#### [OBJECTIVE]
Reproduce the material word for word from its first line through the line containing "apply-button[interactable]: Apply [682,958,826,1000]".

* Begin *

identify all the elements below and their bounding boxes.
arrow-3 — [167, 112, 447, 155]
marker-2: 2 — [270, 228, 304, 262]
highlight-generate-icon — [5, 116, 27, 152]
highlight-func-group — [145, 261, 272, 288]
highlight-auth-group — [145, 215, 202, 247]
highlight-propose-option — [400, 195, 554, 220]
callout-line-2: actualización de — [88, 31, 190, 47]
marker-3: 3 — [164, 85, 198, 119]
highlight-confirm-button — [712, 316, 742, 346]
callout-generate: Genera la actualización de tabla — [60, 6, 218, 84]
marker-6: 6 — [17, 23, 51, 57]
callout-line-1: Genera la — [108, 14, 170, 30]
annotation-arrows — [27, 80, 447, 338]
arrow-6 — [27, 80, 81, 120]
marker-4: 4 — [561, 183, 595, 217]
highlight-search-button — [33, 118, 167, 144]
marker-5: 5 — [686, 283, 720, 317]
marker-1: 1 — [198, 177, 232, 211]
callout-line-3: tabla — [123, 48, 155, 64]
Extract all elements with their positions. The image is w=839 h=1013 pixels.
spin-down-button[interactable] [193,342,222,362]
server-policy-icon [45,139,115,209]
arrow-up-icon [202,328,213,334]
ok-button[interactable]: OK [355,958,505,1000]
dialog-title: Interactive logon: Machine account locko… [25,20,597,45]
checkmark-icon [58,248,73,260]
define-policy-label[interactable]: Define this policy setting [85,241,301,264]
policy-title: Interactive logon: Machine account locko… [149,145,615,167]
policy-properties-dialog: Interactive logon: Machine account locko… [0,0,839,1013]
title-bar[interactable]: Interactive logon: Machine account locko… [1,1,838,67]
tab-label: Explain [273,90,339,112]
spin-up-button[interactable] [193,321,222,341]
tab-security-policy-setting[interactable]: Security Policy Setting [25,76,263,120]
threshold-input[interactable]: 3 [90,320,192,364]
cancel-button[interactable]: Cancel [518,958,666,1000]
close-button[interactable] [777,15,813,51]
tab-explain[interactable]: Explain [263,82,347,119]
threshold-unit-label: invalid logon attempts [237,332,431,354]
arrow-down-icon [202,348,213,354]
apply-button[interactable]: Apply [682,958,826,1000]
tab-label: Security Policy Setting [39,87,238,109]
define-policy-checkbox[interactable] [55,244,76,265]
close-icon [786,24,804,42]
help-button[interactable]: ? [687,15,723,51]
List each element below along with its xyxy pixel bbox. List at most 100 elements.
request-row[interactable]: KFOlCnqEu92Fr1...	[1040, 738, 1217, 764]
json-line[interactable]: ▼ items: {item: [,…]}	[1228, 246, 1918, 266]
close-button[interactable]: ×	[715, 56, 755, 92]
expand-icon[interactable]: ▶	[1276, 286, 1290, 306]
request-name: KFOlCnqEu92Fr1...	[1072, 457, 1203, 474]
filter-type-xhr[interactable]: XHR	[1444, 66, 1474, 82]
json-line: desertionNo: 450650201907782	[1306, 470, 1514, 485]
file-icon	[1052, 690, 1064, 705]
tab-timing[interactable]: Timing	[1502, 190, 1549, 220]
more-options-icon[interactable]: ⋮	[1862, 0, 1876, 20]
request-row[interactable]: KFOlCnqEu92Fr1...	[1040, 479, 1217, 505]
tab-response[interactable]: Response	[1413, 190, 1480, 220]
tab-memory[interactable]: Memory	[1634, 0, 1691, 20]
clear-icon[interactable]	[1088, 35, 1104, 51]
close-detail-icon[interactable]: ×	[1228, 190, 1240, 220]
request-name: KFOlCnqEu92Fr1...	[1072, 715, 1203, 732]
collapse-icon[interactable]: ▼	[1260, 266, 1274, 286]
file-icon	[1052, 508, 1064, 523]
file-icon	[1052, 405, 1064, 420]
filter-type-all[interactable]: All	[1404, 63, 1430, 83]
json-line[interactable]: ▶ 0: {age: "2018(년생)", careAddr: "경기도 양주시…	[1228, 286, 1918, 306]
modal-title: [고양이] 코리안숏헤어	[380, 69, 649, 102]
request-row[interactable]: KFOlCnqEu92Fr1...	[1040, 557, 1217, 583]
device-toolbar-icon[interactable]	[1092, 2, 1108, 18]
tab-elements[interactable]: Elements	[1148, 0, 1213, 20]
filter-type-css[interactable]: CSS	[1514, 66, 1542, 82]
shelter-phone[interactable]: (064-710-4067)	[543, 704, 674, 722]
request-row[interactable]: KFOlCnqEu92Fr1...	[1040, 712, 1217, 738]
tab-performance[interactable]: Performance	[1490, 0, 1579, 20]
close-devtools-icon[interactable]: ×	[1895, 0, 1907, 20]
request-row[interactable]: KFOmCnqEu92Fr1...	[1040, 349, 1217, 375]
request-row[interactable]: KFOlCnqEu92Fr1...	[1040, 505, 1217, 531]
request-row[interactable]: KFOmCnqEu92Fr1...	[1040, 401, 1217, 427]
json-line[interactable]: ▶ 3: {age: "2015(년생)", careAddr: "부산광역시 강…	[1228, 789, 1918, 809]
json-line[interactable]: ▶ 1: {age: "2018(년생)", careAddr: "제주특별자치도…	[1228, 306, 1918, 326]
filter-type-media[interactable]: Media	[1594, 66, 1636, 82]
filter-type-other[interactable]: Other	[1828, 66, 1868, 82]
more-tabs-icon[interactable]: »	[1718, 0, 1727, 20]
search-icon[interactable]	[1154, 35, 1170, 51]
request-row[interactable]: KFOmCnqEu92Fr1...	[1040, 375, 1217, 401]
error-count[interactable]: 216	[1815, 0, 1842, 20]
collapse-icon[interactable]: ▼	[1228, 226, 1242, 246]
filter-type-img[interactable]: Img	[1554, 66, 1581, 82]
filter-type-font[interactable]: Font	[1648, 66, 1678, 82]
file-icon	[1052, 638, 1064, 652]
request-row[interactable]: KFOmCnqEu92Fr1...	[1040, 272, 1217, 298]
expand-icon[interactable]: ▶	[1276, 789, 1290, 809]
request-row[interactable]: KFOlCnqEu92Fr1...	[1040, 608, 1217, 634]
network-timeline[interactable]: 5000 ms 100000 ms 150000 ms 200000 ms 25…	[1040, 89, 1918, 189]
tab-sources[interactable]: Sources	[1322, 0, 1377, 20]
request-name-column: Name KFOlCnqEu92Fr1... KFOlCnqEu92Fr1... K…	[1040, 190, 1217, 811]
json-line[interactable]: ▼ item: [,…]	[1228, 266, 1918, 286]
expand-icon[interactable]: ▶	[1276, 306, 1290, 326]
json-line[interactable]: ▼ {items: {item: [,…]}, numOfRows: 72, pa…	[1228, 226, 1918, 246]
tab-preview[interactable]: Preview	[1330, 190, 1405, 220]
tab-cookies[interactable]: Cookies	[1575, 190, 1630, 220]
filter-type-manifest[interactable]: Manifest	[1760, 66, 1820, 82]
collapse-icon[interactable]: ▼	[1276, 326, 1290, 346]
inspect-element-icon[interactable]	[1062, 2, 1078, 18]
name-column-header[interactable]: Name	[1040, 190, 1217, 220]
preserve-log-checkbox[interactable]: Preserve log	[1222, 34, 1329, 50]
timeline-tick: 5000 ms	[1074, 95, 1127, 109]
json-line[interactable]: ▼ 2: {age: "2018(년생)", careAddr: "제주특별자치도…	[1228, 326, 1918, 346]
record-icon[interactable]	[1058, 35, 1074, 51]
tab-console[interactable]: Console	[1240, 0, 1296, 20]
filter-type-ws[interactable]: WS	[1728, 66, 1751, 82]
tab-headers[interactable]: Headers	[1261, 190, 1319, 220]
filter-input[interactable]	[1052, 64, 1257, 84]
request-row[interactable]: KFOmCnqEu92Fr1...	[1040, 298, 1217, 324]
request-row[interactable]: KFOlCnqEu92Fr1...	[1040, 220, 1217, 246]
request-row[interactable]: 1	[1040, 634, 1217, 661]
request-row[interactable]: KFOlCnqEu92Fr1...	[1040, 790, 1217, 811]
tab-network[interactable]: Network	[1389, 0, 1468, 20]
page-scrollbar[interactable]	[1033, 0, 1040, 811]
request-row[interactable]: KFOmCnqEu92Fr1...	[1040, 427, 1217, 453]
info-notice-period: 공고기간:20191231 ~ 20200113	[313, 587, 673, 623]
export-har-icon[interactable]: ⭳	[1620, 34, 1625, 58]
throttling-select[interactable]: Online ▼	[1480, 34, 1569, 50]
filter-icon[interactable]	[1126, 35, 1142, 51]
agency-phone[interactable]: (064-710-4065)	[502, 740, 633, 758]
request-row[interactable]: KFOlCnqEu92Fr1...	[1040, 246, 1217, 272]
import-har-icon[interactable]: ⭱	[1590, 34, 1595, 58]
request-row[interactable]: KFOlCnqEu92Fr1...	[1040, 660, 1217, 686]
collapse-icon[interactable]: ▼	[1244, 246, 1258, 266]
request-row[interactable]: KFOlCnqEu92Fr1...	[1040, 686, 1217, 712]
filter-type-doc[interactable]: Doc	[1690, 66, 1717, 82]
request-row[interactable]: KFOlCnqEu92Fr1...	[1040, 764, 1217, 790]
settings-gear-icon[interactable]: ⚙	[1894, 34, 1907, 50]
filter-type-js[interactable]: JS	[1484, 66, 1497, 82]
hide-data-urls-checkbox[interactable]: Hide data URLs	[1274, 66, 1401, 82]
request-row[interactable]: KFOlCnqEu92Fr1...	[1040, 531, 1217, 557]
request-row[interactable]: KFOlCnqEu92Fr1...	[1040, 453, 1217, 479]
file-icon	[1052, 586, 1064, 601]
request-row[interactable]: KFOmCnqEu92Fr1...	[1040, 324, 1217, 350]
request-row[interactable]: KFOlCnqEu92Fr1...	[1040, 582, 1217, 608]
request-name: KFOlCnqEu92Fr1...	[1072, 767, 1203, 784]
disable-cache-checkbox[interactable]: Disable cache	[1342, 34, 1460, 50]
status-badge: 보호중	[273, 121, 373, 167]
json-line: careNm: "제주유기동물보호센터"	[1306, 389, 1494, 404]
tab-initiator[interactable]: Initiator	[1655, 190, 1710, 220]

* End *

#### [WRITTEN RESPONSE]
identify all the elements below and their bounding boxes.
arrow-3 — [167, 112, 447, 155]
marker-2: 2 — [270, 228, 304, 262]
highlight-generate-icon — [5, 116, 27, 152]
highlight-func-group — [145, 261, 272, 288]
highlight-auth-group — [145, 215, 202, 247]
highlight-propose-option — [400, 195, 554, 220]
callout-line-2: actualización de — [88, 31, 190, 47]
marker-3: 3 — [164, 85, 198, 119]
highlight-confirm-button — [712, 316, 742, 346]
callout-generate: Genera la actualización de tabla — [60, 6, 218, 84]
marker-6: 6 — [17, 23, 51, 57]
callout-line-1: Genera la — [108, 14, 170, 30]
annotation-arrows — [27, 80, 447, 338]
arrow-6 — [27, 80, 81, 120]
marker-4: 4 — [561, 183, 595, 217]
highlight-search-button — [33, 118, 167, 144]
marker-5: 5 — [686, 283, 720, 317]
marker-1: 1 — [198, 177, 232, 211]
callout-line-3: tabla — [123, 48, 155, 64]
Extract all elements with their positions. The image is w=839 h=1013 pixels.
spin-down-button[interactable] [193,342,222,362]
server-policy-icon [45,139,115,209]
arrow-up-icon [202,328,213,334]
ok-button[interactable]: OK [355,958,505,1000]
dialog-title: Interactive logon: Machine account locko… [25,20,597,45]
checkmark-icon [58,248,73,260]
define-policy-label[interactable]: Define this policy setting [85,241,301,264]
policy-title: Interactive logon: Machine account locko… [149,145,615,167]
policy-properties-dialog: Interactive logon: Machine account locko… [0,0,839,1013]
title-bar[interactable]: Interactive logon: Machine account locko… [1,1,838,67]
tab-label: Explain [273,90,339,112]
spin-up-button[interactable] [193,321,222,341]
tab-security-policy-setting[interactable]: Security Policy Setting [25,76,263,120]
threshold-input[interactable]: 3 [90,320,192,364]
cancel-button[interactable]: Cancel [518,958,666,1000]
close-button[interactable] [777,15,813,51]
tab-explain[interactable]: Explain [263,82,347,119]
threshold-unit-label: invalid logon attempts [237,332,431,354]
arrow-down-icon [202,348,213,354]
apply-button[interactable]: Apply [682,958,826,1000]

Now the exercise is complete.